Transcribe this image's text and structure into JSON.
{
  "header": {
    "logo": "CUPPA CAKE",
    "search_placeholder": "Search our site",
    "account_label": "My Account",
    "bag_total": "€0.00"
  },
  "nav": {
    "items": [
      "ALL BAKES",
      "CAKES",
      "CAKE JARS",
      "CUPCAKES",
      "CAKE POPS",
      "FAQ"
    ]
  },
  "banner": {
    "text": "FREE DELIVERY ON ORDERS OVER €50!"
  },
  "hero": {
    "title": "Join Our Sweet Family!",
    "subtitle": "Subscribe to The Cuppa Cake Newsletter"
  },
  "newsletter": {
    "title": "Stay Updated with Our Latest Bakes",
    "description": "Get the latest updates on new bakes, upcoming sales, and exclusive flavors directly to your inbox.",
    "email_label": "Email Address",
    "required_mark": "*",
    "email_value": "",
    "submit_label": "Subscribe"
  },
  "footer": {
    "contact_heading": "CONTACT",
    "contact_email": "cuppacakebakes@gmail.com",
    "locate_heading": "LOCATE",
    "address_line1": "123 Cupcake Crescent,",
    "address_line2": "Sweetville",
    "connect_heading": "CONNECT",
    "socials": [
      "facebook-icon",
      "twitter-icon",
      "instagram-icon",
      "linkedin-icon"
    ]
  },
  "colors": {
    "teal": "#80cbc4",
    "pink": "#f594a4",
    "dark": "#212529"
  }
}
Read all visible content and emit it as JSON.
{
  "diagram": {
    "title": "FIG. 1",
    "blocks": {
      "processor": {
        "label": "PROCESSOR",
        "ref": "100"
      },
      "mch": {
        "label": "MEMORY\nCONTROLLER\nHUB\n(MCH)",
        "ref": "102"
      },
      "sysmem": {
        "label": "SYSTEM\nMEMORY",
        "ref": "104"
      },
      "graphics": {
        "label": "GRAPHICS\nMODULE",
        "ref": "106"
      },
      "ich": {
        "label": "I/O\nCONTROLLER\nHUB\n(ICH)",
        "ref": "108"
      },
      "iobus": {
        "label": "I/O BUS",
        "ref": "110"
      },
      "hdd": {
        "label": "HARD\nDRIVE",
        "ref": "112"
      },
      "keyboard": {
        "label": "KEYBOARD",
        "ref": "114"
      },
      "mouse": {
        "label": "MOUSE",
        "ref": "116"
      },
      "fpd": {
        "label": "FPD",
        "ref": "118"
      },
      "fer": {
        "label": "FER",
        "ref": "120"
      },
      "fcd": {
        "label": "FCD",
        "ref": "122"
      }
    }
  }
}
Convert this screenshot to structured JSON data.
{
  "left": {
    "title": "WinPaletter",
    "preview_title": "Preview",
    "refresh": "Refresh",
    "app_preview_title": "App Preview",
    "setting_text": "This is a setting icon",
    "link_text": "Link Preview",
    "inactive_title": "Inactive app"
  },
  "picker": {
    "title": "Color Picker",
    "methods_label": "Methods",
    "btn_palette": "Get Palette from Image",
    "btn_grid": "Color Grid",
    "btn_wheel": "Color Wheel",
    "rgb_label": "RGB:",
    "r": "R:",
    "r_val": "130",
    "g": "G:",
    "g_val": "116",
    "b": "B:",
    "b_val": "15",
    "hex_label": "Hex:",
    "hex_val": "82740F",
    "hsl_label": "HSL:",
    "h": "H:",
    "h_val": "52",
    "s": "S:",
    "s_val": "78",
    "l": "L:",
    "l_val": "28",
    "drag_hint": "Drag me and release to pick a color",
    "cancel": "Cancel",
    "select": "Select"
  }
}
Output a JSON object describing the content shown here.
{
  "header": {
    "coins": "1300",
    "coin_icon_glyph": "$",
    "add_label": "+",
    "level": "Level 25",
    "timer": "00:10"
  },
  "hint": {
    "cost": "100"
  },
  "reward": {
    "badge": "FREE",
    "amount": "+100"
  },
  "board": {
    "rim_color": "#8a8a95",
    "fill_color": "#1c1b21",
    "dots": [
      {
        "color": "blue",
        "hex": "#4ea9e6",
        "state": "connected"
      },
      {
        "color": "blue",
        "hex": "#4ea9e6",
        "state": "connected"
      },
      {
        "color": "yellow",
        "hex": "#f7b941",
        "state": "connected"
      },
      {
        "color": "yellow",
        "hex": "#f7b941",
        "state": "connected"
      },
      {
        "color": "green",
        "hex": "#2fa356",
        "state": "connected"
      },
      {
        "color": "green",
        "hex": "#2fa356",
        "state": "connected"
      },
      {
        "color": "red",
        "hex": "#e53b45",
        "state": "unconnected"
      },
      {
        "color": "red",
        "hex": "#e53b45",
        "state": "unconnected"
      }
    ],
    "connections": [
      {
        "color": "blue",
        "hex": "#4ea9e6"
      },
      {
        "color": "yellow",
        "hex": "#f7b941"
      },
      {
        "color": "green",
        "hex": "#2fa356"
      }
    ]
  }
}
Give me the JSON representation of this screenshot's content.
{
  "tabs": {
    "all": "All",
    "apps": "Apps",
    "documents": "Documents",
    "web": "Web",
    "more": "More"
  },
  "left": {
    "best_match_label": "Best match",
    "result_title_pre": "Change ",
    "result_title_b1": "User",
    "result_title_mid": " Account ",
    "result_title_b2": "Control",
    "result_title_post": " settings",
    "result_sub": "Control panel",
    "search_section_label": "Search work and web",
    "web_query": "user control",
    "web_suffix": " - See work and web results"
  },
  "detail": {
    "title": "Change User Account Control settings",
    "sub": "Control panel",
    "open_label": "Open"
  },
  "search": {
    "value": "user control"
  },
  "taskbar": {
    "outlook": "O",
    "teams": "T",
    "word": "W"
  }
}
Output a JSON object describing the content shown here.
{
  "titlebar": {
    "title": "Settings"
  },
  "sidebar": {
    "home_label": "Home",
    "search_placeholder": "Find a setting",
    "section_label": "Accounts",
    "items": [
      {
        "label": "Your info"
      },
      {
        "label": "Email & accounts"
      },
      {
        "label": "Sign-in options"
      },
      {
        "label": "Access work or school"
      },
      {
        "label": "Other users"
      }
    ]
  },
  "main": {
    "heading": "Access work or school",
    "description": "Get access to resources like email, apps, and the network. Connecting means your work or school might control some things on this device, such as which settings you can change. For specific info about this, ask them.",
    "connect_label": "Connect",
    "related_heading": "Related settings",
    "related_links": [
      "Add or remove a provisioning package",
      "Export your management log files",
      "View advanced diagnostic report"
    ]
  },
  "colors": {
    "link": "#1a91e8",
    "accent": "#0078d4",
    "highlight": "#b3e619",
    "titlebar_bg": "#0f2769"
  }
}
+ + + + + + +
Restate each of the entries above verbatim.

Transcribe this image's text and structure into JSON.
{
  "header": {
    "logo": "CUPPA CAKE",
    "search_placeholder": "Search our site",
    "account_label": "My Account",
    "bag_total": "€0.00"
  },
  "nav": {
    "items": [
      "ALL BAKES",
      "CAKES",
      "CAKE JARS",
      "CUPCAKES",
      "CAKE POPS",
      "FAQ"
    ]
  },
  "banner": {
    "text": "FREE DELIVERY ON ORDERS OVER €50!"
  },
  "hero": {
    "title": "Join Our Sweet Family!",
    "subtitle": "Subscribe to The Cuppa Cake Newsletter"
  },
  "newsletter": {
    "title": "Stay Updated with Our Latest Bakes",
    "description": "Get the latest updates on new bakes, upcoming sales, and exclusive flavors directly to your inbox.",
    "email_label": "Email Address",
    "required_mark": "*",
    "email_value": "",
    "submit_label": "Subscribe"
  },
  "footer": {
    "contact_heading": "CONTACT",
    "contact_email": "cuppacakebakes@gmail.com",
    "locate_heading": "LOCATE",
    "address_line1": "123 Cupcake Crescent,",
    "address_line2": "Sweetville",
    "connect_heading": "CONNECT",
    "socials": [
      "facebook-icon",
      "twitter-icon",
      "instagram-icon",
      "linkedin-icon"
    ]
  },
  "colors": {
    "teal": "#80cbc4",
    "pink": "#f594a4",
    "dark": "#212529"
  }
}
Read all visible content and emit it as JSON.
{
  "diagram": {
    "title": "FIG. 1",
    "blocks": {
      "processor": {
        "label": "PROCESSOR",
        "ref": "100"
      },
      "mch": {
        "label": "MEMORY\nCONTROLLER\nHUB\n(MCH)",
        "ref": "102"
      },
      "sysmem": {
        "label": "SYSTEM\nMEMORY",
        "ref": "104"
      },
      "graphics": {
        "label": "GRAPHICS\nMODULE",
        "ref": "106"
      },
      "ich": {
        "label": "I/O\nCONTROLLER\nHUB\n(ICH)",
        "ref": "108"
      },
      "iobus": {
        "label": "I/O BUS",
        "ref": "110"
      },
      "hdd": {
        "label": "HARD\nDRIVE",
        "ref": "112"
      },
      "keyboard": {
        "label": "KEYBOARD",
        "ref": "114"
      },
      "mouse": {
        "label": "MOUSE",
        "ref": "116"
      },
      "fpd": {
        "label": "FPD",
        "ref": "118"
      },
      "fer": {
        "label": "FER",
        "ref": "120"
      },
      "fcd": {
        "label": "FCD",
        "ref": "122"
      }
    }
  }
}
Convert this screenshot to structured JSON data.
{
  "left": {
    "title": "WinPaletter",
    "preview_title": "Preview",
    "refresh": "Refresh",
    "app_preview_title": "App Preview",
    "setting_text": "This is a setting icon",
    "link_text": "Link Preview",
    "inactive_title": "Inactive app"
  },
  "picker": {
    "title": "Color Picker",
    "methods_label": "Methods",
    "btn_palette": "Get Palette from Image",
    "btn_grid": "Color Grid",
    "btn_wheel": "Color Wheel",
    "rgb_label": "RGB:",
    "r": "R:",
    "r_val": "130",
    "g": "G:",
    "g_val": "116",
    "b": "B:",
    "b_val": "15",
    "hex_label": "Hex:",
    "hex_val": "82740F",
    "hsl_label": "HSL:",
    "h": "H:",
    "h_val": "52",
    "s": "S:",
    "s_val": "78",
    "l": "L:",
    "l_val": "28",
    "drag_hint": "Drag me and release to pick a color",
    "cancel": "Cancel",
    "select": "Select"
  }
}
Output a JSON object describing the content shown here.
{
  "header": {
    "coins": "1300",
    "coin_icon_glyph": "$",
    "add_label": "+",
    "level": "Level 25",
    "timer": "00:10"
  },
  "hint": {
    "cost": "100"
  },
  "reward": {
    "badge": "FREE",
    "amount": "+100"
  },
  "board": {
    "rim_color": "#8a8a95",
    "fill_color": "#1c1b21",
    "dots": [
      {
        "color": "blue",
        "hex": "#4ea9e6",
        "state": "connected"
      },
      {
        "color": "blue",
        "hex": "#4ea9e6",
        "state": "connected"
      },
      {
        "color": "yellow",
        "hex": "#f7b941",
        "state": "connected"
      },
      {
        "color": "yellow",
        "hex": "#f7b941",
        "state": "connected"
      },
      {
        "color": "green",
        "hex": "#2fa356",
        "state": "connected"
      },
      {
        "color": "green",
        "hex": "#2fa356",
        "state": "connected"
      },
      {
        "color": "red",
        "hex": "#e53b45",
        "state": "unconnected"
      },
      {
        "color": "red",
        "hex": "#e53b45",
        "state": "unconnected"
      }
    ],
    "connections": [
      {
        "color": "blue",
        "hex": "#4ea9e6"
      },
      {
        "color": "yellow",
        "hex": "#f7b941"
      },
      {
        "color": "green",
        "hex": "#2fa356"
      }
    ]
  }
}
Give me the JSON representation of this screenshot's content.
{
  "tabs": {
    "all": "All",
    "apps": "Apps",
    "documents": "Documents",
    "web": "Web",
    "more": "More"
  },
  "left": {
    "best_match_label": "Best match",
    "result_title_pre": "Change ",
    "result_title_b1": "User",
    "result_title_mid": " Account ",
    "result_title_b2": "Control",
    "result_title_post": " settings",
    "result_sub": "Control panel",
    "search_section_label": "Search work and web",
    "web_query": "user control",
    "web_suffix": " - See work and web results"
  },
  "detail": {
    "title": "Change User Account Control settings",
    "sub": "Control panel",
    "open_label": "Open"
  },
  "search": {
    "value": "user control"
  },
  "taskbar": {
    "outlook": "O",
    "teams": "T",
    "word": "W"
  }
}
Output a JSON object describing the content shown here.
{
  "titlebar": {
    "title": "Settings"
  },
  "sidebar": {
    "home_label": "Home",
    "search_placeholder": "Find a setting",
    "section_label": "Accounts",
    "items": [
      {
        "label": "Your info"
      },
      {
        "label": "Email & accounts"
      },
      {
        "label": "Sign-in options"
      },
      {
        "label": "Access work or school"
      },
      {
        "label": "Other users"
      }
    ]
  },
  "main": {
    "heading": "Access work or school",
    "description": "Get access to resources like email, apps, and the network. Connecting means your work or school might control some things on this device, such as which settings you can change. For specific info about this, ask them.",
    "connect_label": "Connect",
    "related_heading": "Related settings",
    "related_links": [
      "Add or remove a provisioning package",
      "Export your management log files",
      "View advanced diagnostic report"
    ]
  },
  "colors": {
    "link": "#1a91e8",
    "accent": "#0078d4",
    "highlight": "#b3e619",
    "titlebar_bg": "#0f2769"
  }
}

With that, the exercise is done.